-- BEGIN --
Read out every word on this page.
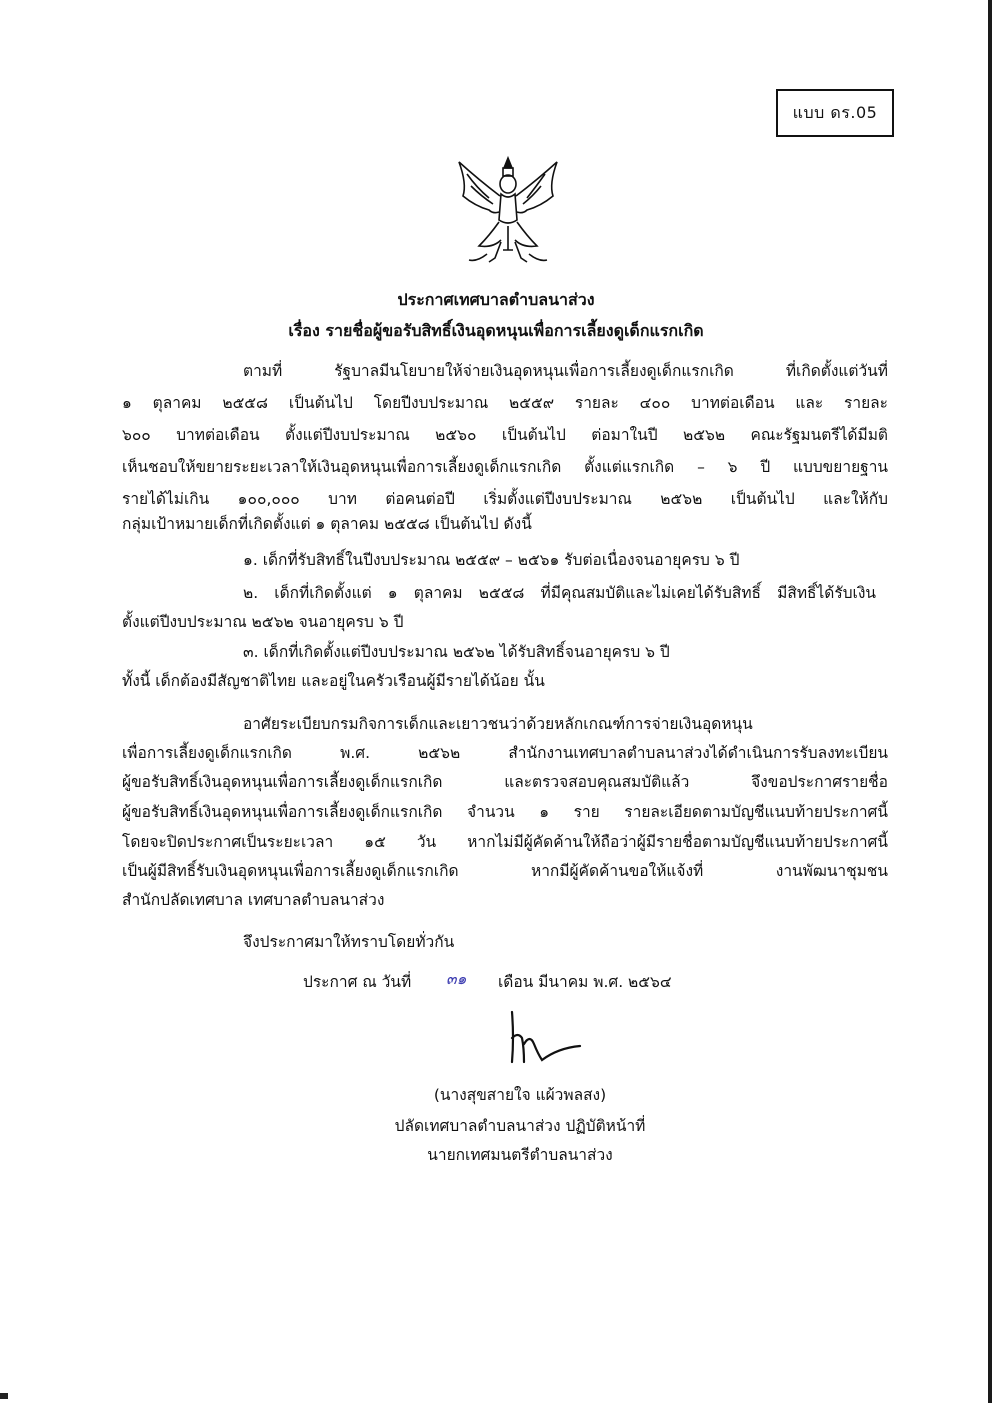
แบบ ดร.05
ประกาศเทศบาลตำบลนาส่วง
เรื่อง รายชื่อผู้ขอรับสิทธิ์เงินอุดหนุนเพื่อการเลี้ยงดูเด็กแรกเกิด
ตามที่ รัฐบาลมีนโยบายให้จ่ายเงินอุดหนุนเพื่อการเลี้ยงดูเด็กแรกเกิด ที่เกิดตั้งแต่วันที่
๑ ตุลาคม ๒๕๕๘ เป็นต้นไป โดยปีงบประมาณ ๒๕๕๙ รายละ ๔๐๐ บาทต่อเดือน และ รายละ
๖๐๐ บาทต่อเดือน ตั้งแต่ปีงบประมาณ ๒๕๖๐ เป็นต้นไป ต่อมาในปี ๒๕๖๒ คณะรัฐมนตรีได้มีมติ
เห็นชอบให้ขยายระยะเวลาให้เงินอุดหนุนเพื่อการเลี้ยงดูเด็กแรกเกิด ตั้งแต่แรกเกิด – ๖ ปี แบบขยายฐาน
รายได้ไม่เกิน ๑๐๐,๐๐๐ บาท ต่อคนต่อปี เริ่มตั้งแต่ปีงบประมาณ ๒๕๖๒ เป็นต้นไป และให้กับ
กลุ่มเป้าหมายเด็กที่เกิดตั้งแต่ ๑ ตุลาคม ๒๕๕๘ เป็นต้นไป ดังนี้
๑. เด็กที่รับสิทธิ์ในปีงบประมาณ ๒๕๕๙ – ๒๕๖๑ รับต่อเนื่องจนอายุครบ ๖ ปี
๒. เด็กที่เกิดตั้งแต่ ๑ ตุลาคม ๒๕๕๘ ที่มีคุณสมบัติและไม่เคยได้รับสิทธิ์ มีสิทธิ์ได้รับเงิน
ตั้งแต่ปีงบประมาณ ๒๕๖๒ จนอายุครบ ๖ ปี
๓. เด็กที่เกิดตั้งแต่ปีงบประมาณ ๒๕๖๒ ได้รับสิทธิ์จนอายุครบ ๖ ปี
ทั้งนี้ เด็กต้องมีสัญชาติไทย และอยู่ในครัวเรือนผู้มีรายได้น้อย นั้น
อาศัยระเบียบกรมกิจการเด็กและเยาวชนว่าด้วยหลักเกณฑ์การจ่ายเงินอุดหนุน
เพื่อการเลี้ยงดูเด็กแรกเกิด พ.ศ. ๒๕๖๒ สำนักงานเทศบาลตำบลนาส่วงได้ดำเนินการรับลงทะเบียน
ผู้ขอรับสิทธิ์เงินอุดหนุนเพื่อการเลี้ยงดูเด็กแรกเกิด และตรวจสอบคุณสมบัติแล้ว จึงขอประกาศรายชื่อ
ผู้ขอรับสิทธิ์เงินอุดหนุนเพื่อการเลี้ยงดูเด็กแรกเกิด จำนวน ๑ ราย รายละเอียดตามบัญชีแนบท้ายประกาศนี้
โดยจะปิดประกาศเป็นระยะเวลา ๑๕ วัน หากไม่มีผู้คัดค้านให้ถือว่าผู้มีรายชื่อตามบัญชีแนบท้ายประกาศนี้
เป็นผู้มีสิทธิ์รับเงินอุดหนุนเพื่อการเลี้ยงดูเด็กแรกเกิด หากมีผู้คัดค้านขอให้แจ้งที่ งานพัฒนาชุมชน
สำนักปลัดเทศบาล เทศบาลตำบลนาส่วง
จึงประกาศมาให้ทราบโดยทั่วกัน
ประกาศ ณ วันที่ ๓๑ เดือน มีนาคม พ.ศ. ๒๕๖๔
(นางสุขสายใจ แผ้วพลสง)
ปลัดเทศบาลตำบลนาส่วง ปฏิบัติหน้าที่
นายกเทศมนตรีตำบลนาส่วง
-- END --
Requirements:
Leave the pictures out and output the rest of the listing exactly.

Output below:
Read out every word on this page.
แบบ ดร.05
ประกาศเทศบาลตำบลนาส่วง
เรื่อง รายชื่อผู้ขอรับสิทธิ์เงินอุดหนุนเพื่อการเลี้ยงดูเด็กแรกเกิด
ตามที่ รัฐบาลมีนโยบายให้จ่ายเงินอุดหนุนเพื่อการเลี้ยงดูเด็กแรกเกิด ที่เกิดตั้งแต่วันที่
๑ ตุลาคม ๒๕๕๘ เป็นต้นไป โดยปีงบประมาณ ๒๕๕๙ รายละ ๔๐๐ บาทต่อเดือน และ รายละ
๖๐๐ บาทต่อเดือน ตั้งแต่ปีงบประมาณ ๒๕๖๐ เป็นต้นไป ต่อมาในปี ๒๕๖๒ คณะรัฐมนตรีได้มีมติ
เห็นชอบให้ขยายระยะเวลาให้เงินอุดหนุนเพื่อการเลี้ยงดูเด็กแรกเกิด ตั้งแต่แรกเกิด – ๖ ปี แบบขยายฐาน
รายได้ไม่เกิน ๑๐๐,๐๐๐ บาท ต่อคนต่อปี เริ่มตั้งแต่ปีงบประมาณ ๒๕๖๒ เป็นต้นไป และให้กับ
กลุ่มเป้าหมายเด็กที่เกิดตั้งแต่ ๑ ตุลาคม ๒๕๕๘ เป็นต้นไป ดังนี้
๑. เด็กที่รับสิทธิ์ในปีงบประมาณ ๒๕๕๙ – ๒๕๖๑ รับต่อเนื่องจนอายุครบ ๖ ปี
๒. เด็กที่เกิดตั้งแต่ ๑ ตุลาคม ๒๕๕๘ ที่มีคุณสมบัติและไม่เคยได้รับสิทธิ์ มีสิทธิ์ได้รับเงิน
ตั้งแต่ปีงบประมาณ ๒๕๖๒ จนอายุครบ ๖ ปี
๓. เด็กที่เกิดตั้งแต่ปีงบประมาณ ๒๕๖๒ ได้รับสิทธิ์จนอายุครบ ๖ ปี
ทั้งนี้ เด็กต้องมีสัญชาติไทย และอยู่ในครัวเรือนผู้มีรายได้น้อย นั้น
อาศัยระเบียบกรมกิจการเด็กและเยาวชนว่าด้วยหลักเกณฑ์การจ่ายเงินอุดหนุน
เพื่อการเลี้ยงดูเด็กแรกเกิด พ.ศ. ๒๕๖๒ สำนักงานเทศบาลตำบลนาส่วงได้ดำเนินการรับลงทะเบียน
ผู้ขอรับสิทธิ์เงินอุดหนุนเพื่อการเลี้ยงดูเด็กแรกเกิด และตรวจสอบคุณสมบัติแล้ว จึงขอประกาศรายชื่อ
ผู้ขอรับสิทธิ์เงินอุดหนุนเพื่อการเลี้ยงดูเด็กแรกเกิด จำนวน ๑ ราย รายละเอียดตามบัญชีแนบท้ายประกาศนี้
โดยจะปิดประกาศเป็นระยะเวลา ๑๕ วัน หากไม่มีผู้คัดค้านให้ถือว่าผู้มีรายชื่อตามบัญชีแนบท้ายประกาศนี้
เป็นผู้มีสิทธิ์รับเงินอุดหนุนเพื่อการเลี้ยงดูเด็กแรกเกิด หากมีผู้คัดค้านขอให้แจ้งที่ งานพัฒนาชุมชน
สำนักปลัดเทศบาล เทศบาลตำบลนาส่วง
จึงประกาศมาให้ทราบโดยทั่วกัน
ประกาศ ณ วันที่ ๓๑ เดือน มีนาคม พ.ศ. ๒๕๖๔
(นางสุขสายใจ แผ้วพลสง)
ปลัดเทศบาลตำบลนาส่วง ปฏิบัติหน้าที่
นายกเทศมนตรีตำบลนาส่วง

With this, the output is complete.